SHORT PROBLEM =
Print out every line, exactly as written.
━━ DATA RECORDS ━━
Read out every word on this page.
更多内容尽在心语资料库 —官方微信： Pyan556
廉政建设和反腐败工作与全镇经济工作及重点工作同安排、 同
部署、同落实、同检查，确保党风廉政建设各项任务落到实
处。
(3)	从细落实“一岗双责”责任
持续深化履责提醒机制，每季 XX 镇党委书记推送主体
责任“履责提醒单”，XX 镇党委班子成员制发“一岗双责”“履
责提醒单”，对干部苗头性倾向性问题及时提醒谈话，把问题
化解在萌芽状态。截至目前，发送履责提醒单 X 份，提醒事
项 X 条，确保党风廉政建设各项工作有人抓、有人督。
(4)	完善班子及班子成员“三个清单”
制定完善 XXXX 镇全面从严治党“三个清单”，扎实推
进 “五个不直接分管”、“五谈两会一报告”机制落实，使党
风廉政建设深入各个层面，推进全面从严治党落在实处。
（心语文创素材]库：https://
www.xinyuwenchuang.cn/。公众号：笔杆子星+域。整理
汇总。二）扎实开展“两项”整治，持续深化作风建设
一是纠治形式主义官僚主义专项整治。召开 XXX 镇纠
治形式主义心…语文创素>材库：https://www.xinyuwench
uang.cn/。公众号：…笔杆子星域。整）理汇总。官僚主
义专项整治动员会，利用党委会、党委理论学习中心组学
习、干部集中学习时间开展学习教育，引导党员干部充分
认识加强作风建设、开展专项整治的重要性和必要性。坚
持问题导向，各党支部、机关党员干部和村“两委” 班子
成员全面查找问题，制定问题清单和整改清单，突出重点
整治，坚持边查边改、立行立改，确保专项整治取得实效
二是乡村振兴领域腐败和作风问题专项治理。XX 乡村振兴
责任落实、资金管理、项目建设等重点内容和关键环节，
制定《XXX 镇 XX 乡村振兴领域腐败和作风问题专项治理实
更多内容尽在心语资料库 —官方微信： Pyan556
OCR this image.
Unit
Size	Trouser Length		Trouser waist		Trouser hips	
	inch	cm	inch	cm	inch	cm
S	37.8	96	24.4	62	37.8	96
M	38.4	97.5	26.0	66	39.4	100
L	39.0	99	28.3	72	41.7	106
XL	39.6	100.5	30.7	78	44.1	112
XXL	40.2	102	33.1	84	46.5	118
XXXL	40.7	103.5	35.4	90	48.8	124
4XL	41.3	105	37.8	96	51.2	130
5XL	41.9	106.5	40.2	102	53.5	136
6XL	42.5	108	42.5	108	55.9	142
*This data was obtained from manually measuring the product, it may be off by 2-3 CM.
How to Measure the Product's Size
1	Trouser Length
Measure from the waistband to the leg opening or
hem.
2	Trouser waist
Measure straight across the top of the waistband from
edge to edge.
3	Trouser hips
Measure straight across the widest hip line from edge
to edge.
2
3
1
━━━
THE SOLUTION =
Read out every word on this page.
更多内容尽在心语资料库 —官方微信： Pyan556
廉政建设和反腐败工作与全镇经济工作及重点工作同安排、 同
部署、同落实、同检查，确保党风廉政建设各项任务落到实
处。
(3)	从细落实“一岗双责”责任
持续深化履责提醒机制，每季 XX 镇党委书记推送主体
责任“履责提醒单”，XX 镇党委班子成员制发“一岗双责”“履
责提醒单”，对干部苗头性倾向性问题及时提醒谈话，把问题
化解在萌芽状态。截至目前，发送履责提醒单 X 份，提醒事
项 X 条，确保党风廉政建设各项工作有人抓、有人督。
(4)	完善班子及班子成员“三个清单”
制定完善 XXXX 镇全面从严治党“三个清单”，扎实推
进 “五个不直接分管”、“五谈两会一报告”机制落实，使党
风廉政建设深入各个层面，推进全面从严治党落在实处。
（心语文创素材]库：https://
www.xinyuwenchuang.cn/。公众号：笔杆子星+域。整理
汇总。二）扎实开展“两项”整治，持续深化作风建设
一是纠治形式主义官僚主义专项整治。召开 XXX 镇纠
治形式主义心…语文创素>材库：https://www.xinyuwench
uang.cn/。公众号：…笔杆子星域。整）理汇总。官僚主
义专项整治动员会，利用党委会、党委理论学习中心组学
习、干部集中学习时间开展学习教育，引导党员干部充分
认识加强作风建设、开展专项整治的重要性和必要性。坚
持问题导向，各党支部、机关党员干部和村“两委” 班子
成员全面查找问题，制定问题清单和整改清单，突出重点
整治，坚持边查边改、立行立改，确保专项整治取得实效
二是乡村振兴领域腐败和作风问题专项治理。XX 乡村振兴
责任落实、资金管理、项目建设等重点内容和关键环节，
制定《XXX 镇 XX 乡村振兴领域腐败和作风问题专项治理实
更多内容尽在心语资料库 —官方微信： Pyan556
OCR this image.
Unit
Size	Trouser Length		Trouser waist		Trouser hips	
	inch	cm	inch	cm	inch	cm
S	37.8	96	24.4	62	37.8	96
M	38.4	97.5	26.0	66	39.4	100
L	39.0	99	28.3	72	41.7	106
XL	39.6	100.5	30.7	78	44.1	112
XXL	40.2	102	33.1	84	46.5	118
XXXL	40.7	103.5	35.4	90	48.8	124
4XL	41.3	105	37.8	96	51.2	130
5XL	41.9	106.5	40.2	102	53.5	136
6XL	42.5	108	42.5	108	55.9	142
*This data was obtained from manually measuring the product, it may be off by 2-3 CM.
How to Measure the Product's Size
1	Trouser Length
Measure from the waistband to the leg opening or
hem.
2	Trouser waist
Measure straight across the top of the waistband from
edge to edge.
3	Trouser hips
Measure straight across the widest hip line from edge
to edge.
2
3
1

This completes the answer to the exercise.